» Extracted material
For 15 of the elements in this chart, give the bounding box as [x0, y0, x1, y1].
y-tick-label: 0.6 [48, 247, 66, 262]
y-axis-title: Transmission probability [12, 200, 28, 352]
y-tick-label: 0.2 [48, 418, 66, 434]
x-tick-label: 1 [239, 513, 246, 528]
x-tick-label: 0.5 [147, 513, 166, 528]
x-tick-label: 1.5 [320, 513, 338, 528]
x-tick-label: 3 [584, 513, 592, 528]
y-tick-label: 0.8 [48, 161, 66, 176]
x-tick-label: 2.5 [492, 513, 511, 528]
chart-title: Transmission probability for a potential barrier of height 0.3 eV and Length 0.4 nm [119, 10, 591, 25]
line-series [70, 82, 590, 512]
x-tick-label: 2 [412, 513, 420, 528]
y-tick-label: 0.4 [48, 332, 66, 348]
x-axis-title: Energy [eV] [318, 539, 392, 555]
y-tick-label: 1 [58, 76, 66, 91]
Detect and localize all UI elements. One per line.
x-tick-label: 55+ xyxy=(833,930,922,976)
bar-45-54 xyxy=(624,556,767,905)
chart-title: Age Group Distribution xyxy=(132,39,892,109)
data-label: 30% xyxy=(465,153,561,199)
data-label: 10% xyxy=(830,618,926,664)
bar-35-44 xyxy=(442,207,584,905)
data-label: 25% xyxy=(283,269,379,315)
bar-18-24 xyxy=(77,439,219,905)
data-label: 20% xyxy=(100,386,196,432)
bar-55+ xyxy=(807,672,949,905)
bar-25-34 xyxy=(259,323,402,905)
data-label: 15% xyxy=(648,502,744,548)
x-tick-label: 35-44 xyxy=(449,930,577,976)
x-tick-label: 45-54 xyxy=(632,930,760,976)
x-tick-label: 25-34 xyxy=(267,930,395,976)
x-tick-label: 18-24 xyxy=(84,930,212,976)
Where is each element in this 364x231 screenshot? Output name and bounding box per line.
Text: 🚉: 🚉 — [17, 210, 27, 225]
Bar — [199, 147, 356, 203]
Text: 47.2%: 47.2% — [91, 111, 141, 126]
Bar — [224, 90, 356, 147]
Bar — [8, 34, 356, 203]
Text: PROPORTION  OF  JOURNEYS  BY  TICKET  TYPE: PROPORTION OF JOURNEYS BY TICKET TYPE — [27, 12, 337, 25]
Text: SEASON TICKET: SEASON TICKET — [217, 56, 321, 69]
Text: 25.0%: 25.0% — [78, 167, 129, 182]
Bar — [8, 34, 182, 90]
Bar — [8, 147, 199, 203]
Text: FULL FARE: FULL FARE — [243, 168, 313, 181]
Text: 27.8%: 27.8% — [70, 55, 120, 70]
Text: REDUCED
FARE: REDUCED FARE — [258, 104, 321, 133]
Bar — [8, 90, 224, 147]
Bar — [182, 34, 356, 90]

» Stated problem
Reproduce every line of the material above verbatim, with nothing added, dropped or changed.

» Answer
For 15 of the elements in this chart, give the bounding box as [x0, y0, x1, y1].
y-tick-label: 0.6 [48, 247, 66, 262]
y-axis-title: Transmission probability [12, 200, 28, 352]
y-tick-label: 0.2 [48, 418, 66, 434]
x-tick-label: 1 [239, 513, 246, 528]
x-tick-label: 0.5 [147, 513, 166, 528]
x-tick-label: 1.5 [320, 513, 338, 528]
x-tick-label: 3 [584, 513, 592, 528]
y-tick-label: 0.8 [48, 161, 66, 176]
x-tick-label: 2.5 [492, 513, 511, 528]
chart-title: Transmission probability for a potential barrier of height 0.3 eV and Length 0.4 nm [119, 10, 591, 25]
line-series [70, 82, 590, 512]
x-tick-label: 2 [412, 513, 420, 528]
y-tick-label: 0.4 [48, 332, 66, 348]
x-axis-title: Energy [eV] [318, 539, 392, 555]
y-tick-label: 1 [58, 76, 66, 91]
Detect and localize all UI elements. One per line.
x-tick-label: 55+ xyxy=(833,930,922,976)
bar-45-54 xyxy=(624,556,767,905)
chart-title: Age Group Distribution xyxy=(132,39,892,109)
data-label: 30% xyxy=(465,153,561,199)
data-label: 10% xyxy=(830,618,926,664)
bar-35-44 xyxy=(442,207,584,905)
data-label: 25% xyxy=(283,269,379,315)
bar-18-24 xyxy=(77,439,219,905)
data-label: 20% xyxy=(100,386,196,432)
bar-55+ xyxy=(807,672,949,905)
bar-25-34 xyxy=(259,323,402,905)
data-label: 15% xyxy=(648,502,744,548)
x-tick-label: 35-44 xyxy=(449,930,577,976)
x-tick-label: 45-54 xyxy=(632,930,760,976)
x-tick-label: 25-34 xyxy=(267,930,395,976)
x-tick-label: 18-24 xyxy=(84,930,212,976)
Where is each element in this 364x231 screenshot? Output name and bounding box per line.
Text: 🚉: 🚉 — [17, 210, 27, 225]
Bar — [199, 147, 356, 203]
Text: 47.2%: 47.2% — [91, 111, 141, 126]
Bar — [224, 90, 356, 147]
Bar — [8, 34, 356, 203]
Text: PROPORTION  OF  JOURNEYS  BY  TICKET  TYPE: PROPORTION OF JOURNEYS BY TICKET TYPE — [27, 12, 337, 25]
Text: SEASON TICKET: SEASON TICKET — [217, 56, 321, 69]
Text: 25.0%: 25.0% — [78, 167, 129, 182]
Bar — [8, 34, 182, 90]
Bar — [8, 147, 199, 203]
Text: FULL FARE: FULL FARE — [243, 168, 313, 181]
Text: 27.8%: 27.8% — [70, 55, 120, 70]
Text: REDUCED
FARE: REDUCED FARE — [258, 104, 321, 133]
Bar — [8, 90, 224, 147]
Bar — [182, 34, 356, 90]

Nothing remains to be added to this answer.